+++ Raw data +++
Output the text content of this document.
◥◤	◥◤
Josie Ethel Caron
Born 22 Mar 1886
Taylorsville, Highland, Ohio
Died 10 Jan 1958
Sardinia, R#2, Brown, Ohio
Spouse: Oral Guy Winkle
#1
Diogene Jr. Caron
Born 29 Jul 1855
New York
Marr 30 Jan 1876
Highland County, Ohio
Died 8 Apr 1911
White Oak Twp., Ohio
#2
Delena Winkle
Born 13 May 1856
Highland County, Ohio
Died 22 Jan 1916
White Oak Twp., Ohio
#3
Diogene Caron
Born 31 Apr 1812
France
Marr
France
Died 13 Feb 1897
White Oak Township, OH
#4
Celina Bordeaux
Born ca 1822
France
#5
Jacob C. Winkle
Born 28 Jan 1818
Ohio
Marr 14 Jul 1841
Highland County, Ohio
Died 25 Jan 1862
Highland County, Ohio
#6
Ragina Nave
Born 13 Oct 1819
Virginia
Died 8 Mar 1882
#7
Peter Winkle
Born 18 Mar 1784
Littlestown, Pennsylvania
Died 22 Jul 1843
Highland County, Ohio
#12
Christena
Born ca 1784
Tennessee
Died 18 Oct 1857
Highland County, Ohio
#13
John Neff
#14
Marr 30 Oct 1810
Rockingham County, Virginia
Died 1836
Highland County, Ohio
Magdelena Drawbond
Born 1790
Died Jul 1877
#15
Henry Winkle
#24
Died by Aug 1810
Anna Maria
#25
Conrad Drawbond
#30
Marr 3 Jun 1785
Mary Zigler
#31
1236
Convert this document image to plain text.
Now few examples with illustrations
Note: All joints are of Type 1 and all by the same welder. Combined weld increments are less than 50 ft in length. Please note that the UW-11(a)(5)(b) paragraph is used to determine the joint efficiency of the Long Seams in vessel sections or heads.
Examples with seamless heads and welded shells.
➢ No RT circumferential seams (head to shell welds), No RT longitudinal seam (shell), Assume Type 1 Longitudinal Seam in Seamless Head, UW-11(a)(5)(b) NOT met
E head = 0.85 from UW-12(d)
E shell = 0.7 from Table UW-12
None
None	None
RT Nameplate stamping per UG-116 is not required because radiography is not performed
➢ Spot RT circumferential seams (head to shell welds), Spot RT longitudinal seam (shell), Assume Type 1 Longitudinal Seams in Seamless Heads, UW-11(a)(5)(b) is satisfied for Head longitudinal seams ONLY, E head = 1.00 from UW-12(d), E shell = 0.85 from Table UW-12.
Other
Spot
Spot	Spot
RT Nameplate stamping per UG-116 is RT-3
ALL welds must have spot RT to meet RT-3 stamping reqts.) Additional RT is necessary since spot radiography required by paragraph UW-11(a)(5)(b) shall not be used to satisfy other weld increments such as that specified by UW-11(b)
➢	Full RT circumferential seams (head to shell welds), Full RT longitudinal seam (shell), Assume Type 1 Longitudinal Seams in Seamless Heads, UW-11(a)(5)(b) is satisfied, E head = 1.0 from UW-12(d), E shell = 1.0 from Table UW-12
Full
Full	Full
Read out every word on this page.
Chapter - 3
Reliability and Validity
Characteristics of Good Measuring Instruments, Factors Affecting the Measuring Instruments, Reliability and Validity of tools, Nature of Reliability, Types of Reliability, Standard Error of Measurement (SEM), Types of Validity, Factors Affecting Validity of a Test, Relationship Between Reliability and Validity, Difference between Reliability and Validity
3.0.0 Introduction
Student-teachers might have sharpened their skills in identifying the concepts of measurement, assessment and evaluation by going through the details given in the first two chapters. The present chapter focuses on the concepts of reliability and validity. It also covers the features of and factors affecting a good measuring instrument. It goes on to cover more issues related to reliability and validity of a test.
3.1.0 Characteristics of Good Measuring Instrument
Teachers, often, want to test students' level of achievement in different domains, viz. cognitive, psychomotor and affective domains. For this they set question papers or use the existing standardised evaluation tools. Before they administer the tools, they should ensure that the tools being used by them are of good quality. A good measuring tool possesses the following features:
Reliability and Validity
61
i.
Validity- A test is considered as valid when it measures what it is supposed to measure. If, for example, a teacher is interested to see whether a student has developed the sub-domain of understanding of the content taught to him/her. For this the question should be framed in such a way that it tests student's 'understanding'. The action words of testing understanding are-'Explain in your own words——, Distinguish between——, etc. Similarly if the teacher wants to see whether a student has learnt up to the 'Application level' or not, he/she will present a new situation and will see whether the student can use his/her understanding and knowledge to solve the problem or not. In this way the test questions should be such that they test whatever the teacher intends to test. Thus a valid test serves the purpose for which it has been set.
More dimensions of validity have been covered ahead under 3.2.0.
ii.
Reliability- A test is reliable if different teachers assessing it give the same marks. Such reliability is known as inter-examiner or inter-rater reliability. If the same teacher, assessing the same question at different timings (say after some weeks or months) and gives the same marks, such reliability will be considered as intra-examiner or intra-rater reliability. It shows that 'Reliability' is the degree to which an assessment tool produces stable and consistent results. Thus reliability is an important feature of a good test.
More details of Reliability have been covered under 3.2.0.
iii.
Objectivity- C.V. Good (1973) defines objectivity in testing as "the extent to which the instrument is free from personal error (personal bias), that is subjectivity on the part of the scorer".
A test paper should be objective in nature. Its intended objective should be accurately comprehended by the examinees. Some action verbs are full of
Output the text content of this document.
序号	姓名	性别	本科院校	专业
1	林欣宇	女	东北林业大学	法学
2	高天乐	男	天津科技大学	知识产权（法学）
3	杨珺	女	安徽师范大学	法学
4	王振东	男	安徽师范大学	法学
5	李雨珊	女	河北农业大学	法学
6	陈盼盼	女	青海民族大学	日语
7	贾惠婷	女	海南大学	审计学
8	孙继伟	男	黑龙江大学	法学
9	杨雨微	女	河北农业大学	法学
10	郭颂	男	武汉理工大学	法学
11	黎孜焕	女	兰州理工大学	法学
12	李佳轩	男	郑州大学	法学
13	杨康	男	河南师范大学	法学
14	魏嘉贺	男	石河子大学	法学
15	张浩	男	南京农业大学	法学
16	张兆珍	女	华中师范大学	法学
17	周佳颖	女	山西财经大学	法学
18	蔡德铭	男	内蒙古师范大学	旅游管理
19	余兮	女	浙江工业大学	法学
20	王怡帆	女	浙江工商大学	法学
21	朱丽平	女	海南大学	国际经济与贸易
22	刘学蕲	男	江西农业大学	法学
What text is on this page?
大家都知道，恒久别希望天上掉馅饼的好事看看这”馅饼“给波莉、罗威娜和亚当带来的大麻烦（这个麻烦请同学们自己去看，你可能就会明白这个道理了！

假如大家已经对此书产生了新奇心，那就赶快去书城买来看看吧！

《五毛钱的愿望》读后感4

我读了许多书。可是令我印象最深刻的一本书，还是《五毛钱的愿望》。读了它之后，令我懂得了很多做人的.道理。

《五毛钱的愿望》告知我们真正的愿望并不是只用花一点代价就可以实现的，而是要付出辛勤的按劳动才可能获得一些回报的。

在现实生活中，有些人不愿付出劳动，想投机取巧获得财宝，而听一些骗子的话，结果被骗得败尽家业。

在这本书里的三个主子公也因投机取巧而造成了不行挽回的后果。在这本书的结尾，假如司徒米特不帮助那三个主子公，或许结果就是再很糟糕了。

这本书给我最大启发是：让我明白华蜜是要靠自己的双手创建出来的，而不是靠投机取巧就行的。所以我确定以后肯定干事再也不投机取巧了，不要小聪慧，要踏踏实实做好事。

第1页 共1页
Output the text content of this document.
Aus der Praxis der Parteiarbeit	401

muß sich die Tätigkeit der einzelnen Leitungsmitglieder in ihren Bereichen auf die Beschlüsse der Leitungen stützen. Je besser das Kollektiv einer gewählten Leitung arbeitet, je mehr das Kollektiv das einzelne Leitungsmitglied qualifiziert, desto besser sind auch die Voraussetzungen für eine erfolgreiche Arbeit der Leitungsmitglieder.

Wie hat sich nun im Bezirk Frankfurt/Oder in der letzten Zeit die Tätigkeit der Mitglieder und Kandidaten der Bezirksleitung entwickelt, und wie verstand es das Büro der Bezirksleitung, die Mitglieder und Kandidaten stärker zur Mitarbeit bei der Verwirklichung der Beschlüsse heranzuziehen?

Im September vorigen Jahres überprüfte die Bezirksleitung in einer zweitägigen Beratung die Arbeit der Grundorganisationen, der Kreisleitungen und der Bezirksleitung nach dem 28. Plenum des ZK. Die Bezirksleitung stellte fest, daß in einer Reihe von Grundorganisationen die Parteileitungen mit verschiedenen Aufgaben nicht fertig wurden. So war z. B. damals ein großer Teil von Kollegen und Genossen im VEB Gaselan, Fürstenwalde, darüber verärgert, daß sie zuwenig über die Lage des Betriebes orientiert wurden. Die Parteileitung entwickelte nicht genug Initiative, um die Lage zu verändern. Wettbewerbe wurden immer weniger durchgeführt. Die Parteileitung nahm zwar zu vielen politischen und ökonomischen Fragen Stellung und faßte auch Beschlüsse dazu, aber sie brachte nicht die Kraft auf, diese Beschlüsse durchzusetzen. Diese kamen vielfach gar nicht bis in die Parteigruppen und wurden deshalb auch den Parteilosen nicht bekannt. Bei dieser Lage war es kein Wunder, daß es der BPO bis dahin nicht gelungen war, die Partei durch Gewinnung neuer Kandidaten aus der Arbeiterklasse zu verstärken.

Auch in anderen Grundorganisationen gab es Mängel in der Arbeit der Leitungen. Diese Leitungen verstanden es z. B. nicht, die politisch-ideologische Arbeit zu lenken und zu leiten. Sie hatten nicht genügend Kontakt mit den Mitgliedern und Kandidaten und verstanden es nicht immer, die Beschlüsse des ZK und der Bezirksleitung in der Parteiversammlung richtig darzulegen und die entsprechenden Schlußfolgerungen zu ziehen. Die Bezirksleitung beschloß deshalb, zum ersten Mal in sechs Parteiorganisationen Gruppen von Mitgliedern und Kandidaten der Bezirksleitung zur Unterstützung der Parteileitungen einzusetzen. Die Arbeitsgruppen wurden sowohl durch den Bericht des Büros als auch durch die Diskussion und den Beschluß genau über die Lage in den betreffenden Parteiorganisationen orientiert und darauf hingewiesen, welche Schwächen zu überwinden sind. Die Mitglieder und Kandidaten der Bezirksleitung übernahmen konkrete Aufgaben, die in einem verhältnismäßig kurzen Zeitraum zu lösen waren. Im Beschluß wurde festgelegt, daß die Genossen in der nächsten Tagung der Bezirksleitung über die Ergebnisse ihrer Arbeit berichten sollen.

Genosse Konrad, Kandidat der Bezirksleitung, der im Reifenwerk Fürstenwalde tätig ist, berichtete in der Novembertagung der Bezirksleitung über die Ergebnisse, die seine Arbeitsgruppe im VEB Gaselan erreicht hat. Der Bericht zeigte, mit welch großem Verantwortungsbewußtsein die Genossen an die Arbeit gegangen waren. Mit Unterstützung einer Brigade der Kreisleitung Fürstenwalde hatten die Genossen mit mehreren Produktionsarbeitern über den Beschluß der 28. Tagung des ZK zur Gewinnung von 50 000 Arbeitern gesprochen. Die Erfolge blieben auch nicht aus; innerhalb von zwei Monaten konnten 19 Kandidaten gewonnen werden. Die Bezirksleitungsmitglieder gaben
+++
State the number of lines in this listing that contain the string "increments", and add nothing else.

2